* Task details: Extract the lines that hold the string "평균자책".

* Records provided:
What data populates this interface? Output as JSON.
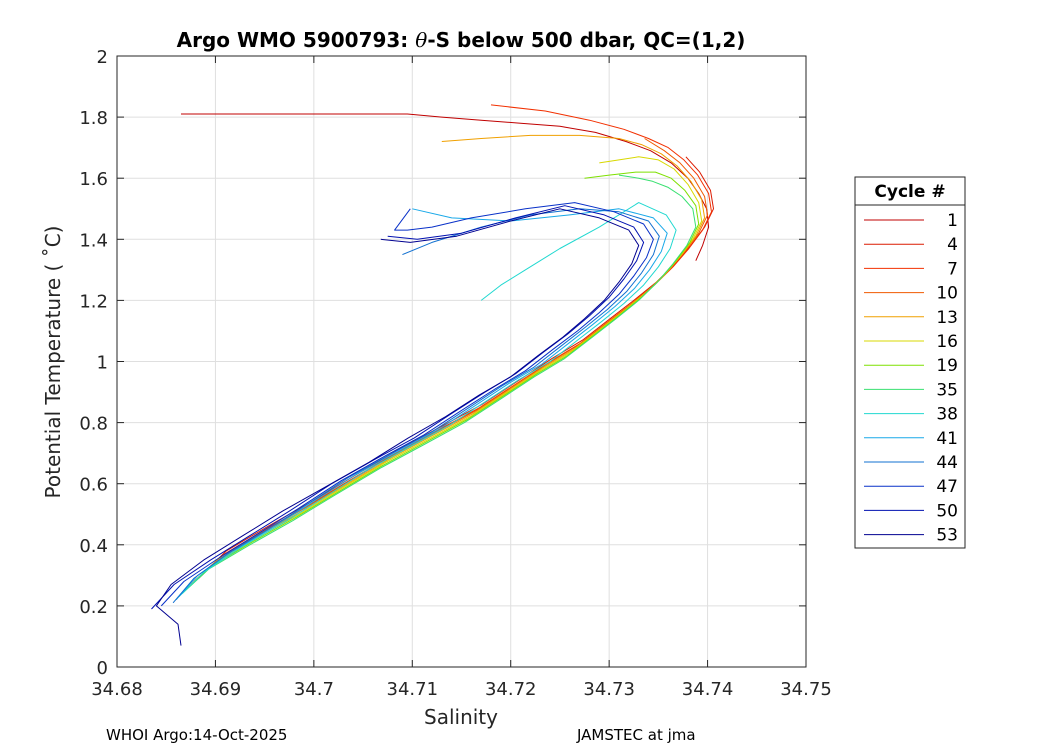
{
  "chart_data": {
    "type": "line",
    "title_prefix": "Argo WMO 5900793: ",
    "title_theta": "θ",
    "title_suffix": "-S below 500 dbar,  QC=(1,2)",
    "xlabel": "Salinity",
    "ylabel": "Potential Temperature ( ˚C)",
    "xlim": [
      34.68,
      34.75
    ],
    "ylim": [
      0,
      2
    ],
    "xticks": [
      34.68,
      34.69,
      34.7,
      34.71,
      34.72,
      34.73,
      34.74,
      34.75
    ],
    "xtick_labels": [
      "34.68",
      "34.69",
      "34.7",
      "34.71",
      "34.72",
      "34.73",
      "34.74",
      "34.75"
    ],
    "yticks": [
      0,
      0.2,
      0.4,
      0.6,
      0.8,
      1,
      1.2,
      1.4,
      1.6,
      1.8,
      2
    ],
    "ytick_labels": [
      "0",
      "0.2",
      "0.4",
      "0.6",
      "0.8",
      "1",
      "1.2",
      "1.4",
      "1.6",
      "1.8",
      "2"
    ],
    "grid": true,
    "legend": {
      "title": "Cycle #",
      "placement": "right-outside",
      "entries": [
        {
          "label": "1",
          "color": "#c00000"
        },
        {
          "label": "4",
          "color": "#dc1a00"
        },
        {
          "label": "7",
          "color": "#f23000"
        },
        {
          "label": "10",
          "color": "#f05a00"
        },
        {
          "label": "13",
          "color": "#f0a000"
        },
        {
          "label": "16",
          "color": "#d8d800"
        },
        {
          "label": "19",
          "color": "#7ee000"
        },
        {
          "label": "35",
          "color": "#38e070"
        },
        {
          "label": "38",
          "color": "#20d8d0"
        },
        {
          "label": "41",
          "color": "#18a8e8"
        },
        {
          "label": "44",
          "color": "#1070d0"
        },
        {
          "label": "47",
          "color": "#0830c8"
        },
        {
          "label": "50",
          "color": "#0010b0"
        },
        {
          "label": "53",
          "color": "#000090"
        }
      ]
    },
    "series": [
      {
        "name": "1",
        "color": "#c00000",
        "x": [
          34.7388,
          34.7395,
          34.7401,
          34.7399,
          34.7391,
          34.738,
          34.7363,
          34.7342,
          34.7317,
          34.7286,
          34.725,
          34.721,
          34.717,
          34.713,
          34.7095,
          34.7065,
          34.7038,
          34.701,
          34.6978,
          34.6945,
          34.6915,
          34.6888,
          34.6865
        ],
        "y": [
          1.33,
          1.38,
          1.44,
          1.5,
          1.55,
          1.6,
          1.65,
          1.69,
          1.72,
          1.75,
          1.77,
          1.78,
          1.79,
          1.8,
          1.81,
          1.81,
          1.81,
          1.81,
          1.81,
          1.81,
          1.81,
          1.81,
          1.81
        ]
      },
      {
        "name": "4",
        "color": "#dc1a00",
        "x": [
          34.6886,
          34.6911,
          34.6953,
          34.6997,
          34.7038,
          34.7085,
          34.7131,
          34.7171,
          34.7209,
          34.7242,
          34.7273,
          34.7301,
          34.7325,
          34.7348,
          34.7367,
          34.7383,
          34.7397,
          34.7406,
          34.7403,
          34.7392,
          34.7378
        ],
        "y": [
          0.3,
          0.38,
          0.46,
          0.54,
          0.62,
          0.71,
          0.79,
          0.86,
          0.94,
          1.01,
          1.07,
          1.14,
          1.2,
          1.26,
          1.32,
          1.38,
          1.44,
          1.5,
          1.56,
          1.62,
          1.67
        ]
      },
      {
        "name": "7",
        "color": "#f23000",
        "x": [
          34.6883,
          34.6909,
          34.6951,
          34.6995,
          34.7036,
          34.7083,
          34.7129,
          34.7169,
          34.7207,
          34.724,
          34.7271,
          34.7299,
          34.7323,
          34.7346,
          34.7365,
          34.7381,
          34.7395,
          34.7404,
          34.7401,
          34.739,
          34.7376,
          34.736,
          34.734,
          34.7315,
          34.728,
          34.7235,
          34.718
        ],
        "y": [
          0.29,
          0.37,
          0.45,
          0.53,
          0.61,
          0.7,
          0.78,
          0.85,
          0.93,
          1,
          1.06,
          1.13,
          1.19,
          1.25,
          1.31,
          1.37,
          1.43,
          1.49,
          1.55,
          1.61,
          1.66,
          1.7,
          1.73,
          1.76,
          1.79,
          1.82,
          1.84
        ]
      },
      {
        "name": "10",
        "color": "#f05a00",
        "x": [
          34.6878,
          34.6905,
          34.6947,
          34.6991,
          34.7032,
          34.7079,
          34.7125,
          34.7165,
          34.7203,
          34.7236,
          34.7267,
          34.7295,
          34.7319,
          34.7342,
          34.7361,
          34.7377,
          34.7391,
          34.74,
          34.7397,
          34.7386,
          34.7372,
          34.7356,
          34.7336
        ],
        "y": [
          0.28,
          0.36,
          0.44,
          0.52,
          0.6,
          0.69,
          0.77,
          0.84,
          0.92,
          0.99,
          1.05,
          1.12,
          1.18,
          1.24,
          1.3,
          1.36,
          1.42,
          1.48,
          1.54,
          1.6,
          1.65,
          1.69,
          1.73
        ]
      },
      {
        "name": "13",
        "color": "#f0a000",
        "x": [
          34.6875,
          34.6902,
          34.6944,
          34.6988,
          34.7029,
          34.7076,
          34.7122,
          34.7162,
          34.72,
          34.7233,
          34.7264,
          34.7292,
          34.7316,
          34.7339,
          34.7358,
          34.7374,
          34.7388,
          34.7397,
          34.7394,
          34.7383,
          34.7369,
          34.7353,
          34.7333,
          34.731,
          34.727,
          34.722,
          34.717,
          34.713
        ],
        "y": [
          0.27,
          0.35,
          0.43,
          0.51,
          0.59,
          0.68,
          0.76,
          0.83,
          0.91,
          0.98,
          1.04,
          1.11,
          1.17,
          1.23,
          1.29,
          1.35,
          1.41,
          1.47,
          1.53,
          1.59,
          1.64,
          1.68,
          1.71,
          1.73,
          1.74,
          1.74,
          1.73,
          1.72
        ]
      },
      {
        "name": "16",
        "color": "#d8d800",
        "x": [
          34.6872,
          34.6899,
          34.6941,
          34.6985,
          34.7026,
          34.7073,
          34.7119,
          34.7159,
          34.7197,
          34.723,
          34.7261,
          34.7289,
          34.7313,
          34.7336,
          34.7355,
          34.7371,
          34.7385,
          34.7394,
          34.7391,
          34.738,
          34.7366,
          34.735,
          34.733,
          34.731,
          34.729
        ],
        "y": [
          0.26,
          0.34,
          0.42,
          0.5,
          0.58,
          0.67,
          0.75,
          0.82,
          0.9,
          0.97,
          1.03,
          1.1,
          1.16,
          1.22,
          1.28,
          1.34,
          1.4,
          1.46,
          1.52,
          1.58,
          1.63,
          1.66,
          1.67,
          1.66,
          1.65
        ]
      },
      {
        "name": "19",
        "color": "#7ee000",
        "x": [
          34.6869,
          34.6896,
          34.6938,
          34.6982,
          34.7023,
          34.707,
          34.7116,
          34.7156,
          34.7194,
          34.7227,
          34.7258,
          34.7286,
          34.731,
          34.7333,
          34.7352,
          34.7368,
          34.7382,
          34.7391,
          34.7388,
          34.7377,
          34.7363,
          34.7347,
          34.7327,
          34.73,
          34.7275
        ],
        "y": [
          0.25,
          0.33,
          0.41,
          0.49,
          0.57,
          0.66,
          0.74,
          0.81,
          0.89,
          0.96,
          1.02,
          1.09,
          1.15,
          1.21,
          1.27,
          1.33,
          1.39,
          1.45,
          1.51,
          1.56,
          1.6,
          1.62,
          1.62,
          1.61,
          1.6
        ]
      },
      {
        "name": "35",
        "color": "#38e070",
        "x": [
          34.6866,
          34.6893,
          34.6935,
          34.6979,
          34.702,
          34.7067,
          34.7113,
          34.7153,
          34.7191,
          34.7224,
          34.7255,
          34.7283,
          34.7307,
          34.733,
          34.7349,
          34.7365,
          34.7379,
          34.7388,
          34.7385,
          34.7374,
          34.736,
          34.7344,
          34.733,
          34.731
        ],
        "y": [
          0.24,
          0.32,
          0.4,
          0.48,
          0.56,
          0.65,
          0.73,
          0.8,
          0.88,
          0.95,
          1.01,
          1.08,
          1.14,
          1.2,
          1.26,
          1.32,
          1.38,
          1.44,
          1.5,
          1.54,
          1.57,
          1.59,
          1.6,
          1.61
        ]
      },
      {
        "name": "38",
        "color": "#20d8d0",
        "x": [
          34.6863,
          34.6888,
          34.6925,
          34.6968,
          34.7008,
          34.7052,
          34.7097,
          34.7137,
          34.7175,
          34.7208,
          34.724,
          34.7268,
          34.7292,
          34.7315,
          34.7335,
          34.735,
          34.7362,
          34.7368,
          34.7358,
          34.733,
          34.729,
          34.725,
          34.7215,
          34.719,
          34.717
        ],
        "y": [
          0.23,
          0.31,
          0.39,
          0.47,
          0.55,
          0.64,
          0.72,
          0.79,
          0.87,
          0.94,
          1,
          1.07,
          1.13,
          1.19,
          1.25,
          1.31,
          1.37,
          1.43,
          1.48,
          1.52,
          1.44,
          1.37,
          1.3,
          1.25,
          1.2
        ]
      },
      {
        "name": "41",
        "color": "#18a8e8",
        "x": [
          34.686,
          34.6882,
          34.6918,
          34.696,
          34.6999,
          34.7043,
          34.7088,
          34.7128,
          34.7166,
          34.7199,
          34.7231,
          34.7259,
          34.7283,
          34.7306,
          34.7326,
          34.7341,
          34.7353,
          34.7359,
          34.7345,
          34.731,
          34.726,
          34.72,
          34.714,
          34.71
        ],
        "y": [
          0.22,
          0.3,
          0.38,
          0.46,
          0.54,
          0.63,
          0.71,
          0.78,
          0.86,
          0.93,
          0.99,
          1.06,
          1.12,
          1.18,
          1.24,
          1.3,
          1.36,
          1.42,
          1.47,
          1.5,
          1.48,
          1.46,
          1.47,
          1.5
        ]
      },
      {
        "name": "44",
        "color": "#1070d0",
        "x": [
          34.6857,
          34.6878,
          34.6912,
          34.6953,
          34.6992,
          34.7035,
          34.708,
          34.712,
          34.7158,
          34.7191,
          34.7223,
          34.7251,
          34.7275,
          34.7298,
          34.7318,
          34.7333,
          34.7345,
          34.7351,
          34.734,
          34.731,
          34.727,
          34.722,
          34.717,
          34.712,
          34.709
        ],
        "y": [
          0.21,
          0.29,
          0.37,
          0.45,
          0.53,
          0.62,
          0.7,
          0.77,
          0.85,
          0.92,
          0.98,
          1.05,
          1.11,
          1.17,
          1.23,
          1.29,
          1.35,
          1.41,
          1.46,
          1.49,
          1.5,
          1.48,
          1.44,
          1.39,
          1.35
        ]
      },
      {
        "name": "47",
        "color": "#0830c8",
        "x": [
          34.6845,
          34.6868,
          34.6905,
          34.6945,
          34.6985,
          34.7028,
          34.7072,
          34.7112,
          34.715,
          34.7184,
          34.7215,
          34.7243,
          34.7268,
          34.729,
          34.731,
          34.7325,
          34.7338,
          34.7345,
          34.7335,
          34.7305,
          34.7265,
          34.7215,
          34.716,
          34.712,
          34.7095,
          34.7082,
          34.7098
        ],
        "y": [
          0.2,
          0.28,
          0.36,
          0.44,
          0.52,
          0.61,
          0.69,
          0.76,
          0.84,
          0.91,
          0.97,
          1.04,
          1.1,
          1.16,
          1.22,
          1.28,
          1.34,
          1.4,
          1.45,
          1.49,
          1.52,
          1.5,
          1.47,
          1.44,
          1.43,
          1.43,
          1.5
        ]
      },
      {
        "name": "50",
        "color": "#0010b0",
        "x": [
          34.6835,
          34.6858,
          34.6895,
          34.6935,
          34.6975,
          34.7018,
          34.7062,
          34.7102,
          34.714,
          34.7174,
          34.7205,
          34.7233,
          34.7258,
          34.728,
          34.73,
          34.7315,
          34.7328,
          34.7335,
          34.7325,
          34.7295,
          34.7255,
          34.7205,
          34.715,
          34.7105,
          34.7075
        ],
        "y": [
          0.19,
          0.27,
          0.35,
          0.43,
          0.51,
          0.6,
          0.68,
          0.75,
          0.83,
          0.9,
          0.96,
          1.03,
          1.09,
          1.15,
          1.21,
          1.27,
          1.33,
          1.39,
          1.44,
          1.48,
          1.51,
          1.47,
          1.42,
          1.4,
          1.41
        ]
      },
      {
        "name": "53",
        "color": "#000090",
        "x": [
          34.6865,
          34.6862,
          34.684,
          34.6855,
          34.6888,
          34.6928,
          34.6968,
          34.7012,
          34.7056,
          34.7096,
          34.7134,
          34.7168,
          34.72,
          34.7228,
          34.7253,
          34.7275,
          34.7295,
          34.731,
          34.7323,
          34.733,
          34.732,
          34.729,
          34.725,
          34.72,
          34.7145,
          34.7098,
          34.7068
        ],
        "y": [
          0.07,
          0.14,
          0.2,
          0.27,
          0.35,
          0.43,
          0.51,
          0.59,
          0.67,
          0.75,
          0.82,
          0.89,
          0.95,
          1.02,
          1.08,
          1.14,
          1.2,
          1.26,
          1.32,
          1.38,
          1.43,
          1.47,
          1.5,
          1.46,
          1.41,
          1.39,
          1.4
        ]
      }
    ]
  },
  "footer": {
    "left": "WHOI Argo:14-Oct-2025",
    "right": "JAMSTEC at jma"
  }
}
==
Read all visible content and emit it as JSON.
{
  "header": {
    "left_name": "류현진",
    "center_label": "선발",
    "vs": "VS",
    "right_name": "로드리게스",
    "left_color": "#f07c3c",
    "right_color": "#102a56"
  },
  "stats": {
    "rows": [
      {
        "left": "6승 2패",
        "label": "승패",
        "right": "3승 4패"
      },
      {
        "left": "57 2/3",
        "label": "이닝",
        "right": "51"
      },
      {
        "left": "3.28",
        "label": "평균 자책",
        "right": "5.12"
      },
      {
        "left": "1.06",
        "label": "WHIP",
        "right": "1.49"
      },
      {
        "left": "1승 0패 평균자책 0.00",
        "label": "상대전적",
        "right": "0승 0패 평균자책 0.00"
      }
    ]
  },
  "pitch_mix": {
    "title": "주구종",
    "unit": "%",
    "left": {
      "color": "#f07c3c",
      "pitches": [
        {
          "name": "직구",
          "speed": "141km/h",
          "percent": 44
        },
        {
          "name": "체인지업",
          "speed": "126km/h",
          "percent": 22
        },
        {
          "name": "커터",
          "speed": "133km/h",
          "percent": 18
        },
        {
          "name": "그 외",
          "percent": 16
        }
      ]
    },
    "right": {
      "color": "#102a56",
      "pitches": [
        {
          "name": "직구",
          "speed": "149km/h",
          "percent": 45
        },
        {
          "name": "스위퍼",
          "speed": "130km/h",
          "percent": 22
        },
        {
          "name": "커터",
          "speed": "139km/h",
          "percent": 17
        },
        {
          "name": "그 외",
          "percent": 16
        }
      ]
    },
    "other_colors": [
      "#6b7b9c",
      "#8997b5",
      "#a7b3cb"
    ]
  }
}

* Correct response:
        "left": "1승 0패 평균자책 0.00",
        "right": "0승 0패 평균자책 0.00"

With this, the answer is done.